[What is being asked]:
Exactly reproduce the lines that follow.

— START Record extracts —

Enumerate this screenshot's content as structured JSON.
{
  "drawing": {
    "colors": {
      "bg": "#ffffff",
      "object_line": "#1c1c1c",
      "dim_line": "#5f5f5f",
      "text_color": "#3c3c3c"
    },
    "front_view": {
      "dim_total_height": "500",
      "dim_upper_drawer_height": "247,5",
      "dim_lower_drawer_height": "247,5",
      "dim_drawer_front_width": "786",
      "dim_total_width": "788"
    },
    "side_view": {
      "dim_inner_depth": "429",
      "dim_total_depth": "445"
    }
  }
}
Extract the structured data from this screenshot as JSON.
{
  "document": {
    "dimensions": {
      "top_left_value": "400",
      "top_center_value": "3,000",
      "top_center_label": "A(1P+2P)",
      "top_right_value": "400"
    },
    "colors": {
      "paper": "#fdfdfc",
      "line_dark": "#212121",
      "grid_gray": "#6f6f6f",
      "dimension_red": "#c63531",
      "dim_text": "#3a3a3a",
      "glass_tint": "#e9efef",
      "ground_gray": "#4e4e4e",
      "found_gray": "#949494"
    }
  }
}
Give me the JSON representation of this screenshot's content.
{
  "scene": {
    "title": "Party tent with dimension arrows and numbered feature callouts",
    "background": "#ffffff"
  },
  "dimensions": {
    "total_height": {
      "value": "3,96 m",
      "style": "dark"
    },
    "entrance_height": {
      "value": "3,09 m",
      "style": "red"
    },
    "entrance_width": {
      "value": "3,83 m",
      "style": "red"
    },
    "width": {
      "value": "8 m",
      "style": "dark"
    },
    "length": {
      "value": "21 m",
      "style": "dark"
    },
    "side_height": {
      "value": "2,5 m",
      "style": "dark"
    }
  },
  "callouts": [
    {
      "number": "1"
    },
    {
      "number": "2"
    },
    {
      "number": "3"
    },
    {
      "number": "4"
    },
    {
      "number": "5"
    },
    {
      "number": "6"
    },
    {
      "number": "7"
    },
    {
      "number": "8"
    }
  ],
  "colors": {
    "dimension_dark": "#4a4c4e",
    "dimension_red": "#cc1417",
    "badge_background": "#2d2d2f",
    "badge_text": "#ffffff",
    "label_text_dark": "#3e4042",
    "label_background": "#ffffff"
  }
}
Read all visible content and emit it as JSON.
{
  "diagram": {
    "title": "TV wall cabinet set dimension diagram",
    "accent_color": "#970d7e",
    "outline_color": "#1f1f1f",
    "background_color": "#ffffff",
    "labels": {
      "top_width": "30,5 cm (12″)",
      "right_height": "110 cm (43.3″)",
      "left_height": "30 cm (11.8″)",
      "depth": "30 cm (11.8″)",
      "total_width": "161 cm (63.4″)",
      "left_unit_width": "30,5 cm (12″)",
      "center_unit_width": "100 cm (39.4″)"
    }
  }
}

— END Record extracts —

[Task answer]:
Enumerate this screenshot's content as structured JSON.
{
  "drawing": {
    "colors": {
      "bg": "#ffffff",
      "object_line": "#1c1c1c",
      "dim_line": "#5f5f5f",
      "text_color": "#3c3c3c"
    },
    "front_view": {
      "dim_total_height": "500",
      "dim_upper_drawer_height": "247,5",
      "dim_lower_drawer_height": "247,5",
      "dim_drawer_front_width": "786",
      "dim_total_width": "788"
    },
    "side_view": {
      "dim_inner_depth": "429",
      "dim_total_depth": "445"
    }
  }
}
Extract the structured data from this screenshot as JSON.
{
  "document": {
    "dimensions": {
      "top_left_value": "400",
      "top_center_value": "3,000",
      "top_center_label": "A(1P+2P)",
      "top_right_value": "400"
    },
    "colors": {
      "paper": "#fdfdfc",
      "line_dark": "#212121",
      "grid_gray": "#6f6f6f",
      "dimension_red": "#c63531",
      "dim_text": "#3a3a3a",
      "glass_tint": "#e9efef",
      "ground_gray": "#4e4e4e",
      "found_gray": "#949494"
    }
  }
}
Give me the JSON representation of this screenshot's content.
{
  "scene": {
    "title": "Party tent with dimension arrows and numbered feature callouts",
    "background": "#ffffff"
  },
  "dimensions": {
    "total_height": {
      "value": "3,96 m",
      "style": "dark"
    },
    "entrance_height": {
      "value": "3,09 m",
      "style": "red"
    },
    "entrance_width": {
      "value": "3,83 m",
      "style": "red"
    },
    "width": {
      "value": "8 m",
      "style": "dark"
    },
    "length": {
      "value": "21 m",
      "style": "dark"
    },
    "side_height": {
      "value": "2,5 m",
      "style": "dark"
    }
  },
  "callouts": [
    {
      "number": "1"
    },
    {
      "number": "2"
    },
    {
      "number": "3"
    },
    {
      "number": "4"
    },
    {
      "number": "5"
    },
    {
      "number": "6"
    },
    {
      "number": "7"
    },
    {
      "number": "8"
    }
  ],
  "colors": {
    "dimension_dark": "#4a4c4e",
    "dimension_red": "#cc1417",
    "badge_background": "#2d2d2f",
    "badge_text": "#ffffff",
    "label_text_dark": "#3e4042",
    "label_background": "#ffffff"
  }
}
Read all visible content and emit it as JSON.
{
  "diagram": {
    "title": "TV wall cabinet set dimension diagram",
    "accent_color": "#970d7e",
    "outline_color": "#1f1f1f",
    "background_color": "#ffffff",
    "labels": {
      "top_width": "30,5 cm (12″)",
      "right_height": "110 cm (43.3″)",
      "left_height": "30 cm (11.8″)",
      "depth": "30 cm (11.8″)",
      "total_width": "161 cm (63.4″)",
      "left_unit_width": "30,5 cm (12″)",
      "center_unit_width": "100 cm (39.4″)"
    }
  }
}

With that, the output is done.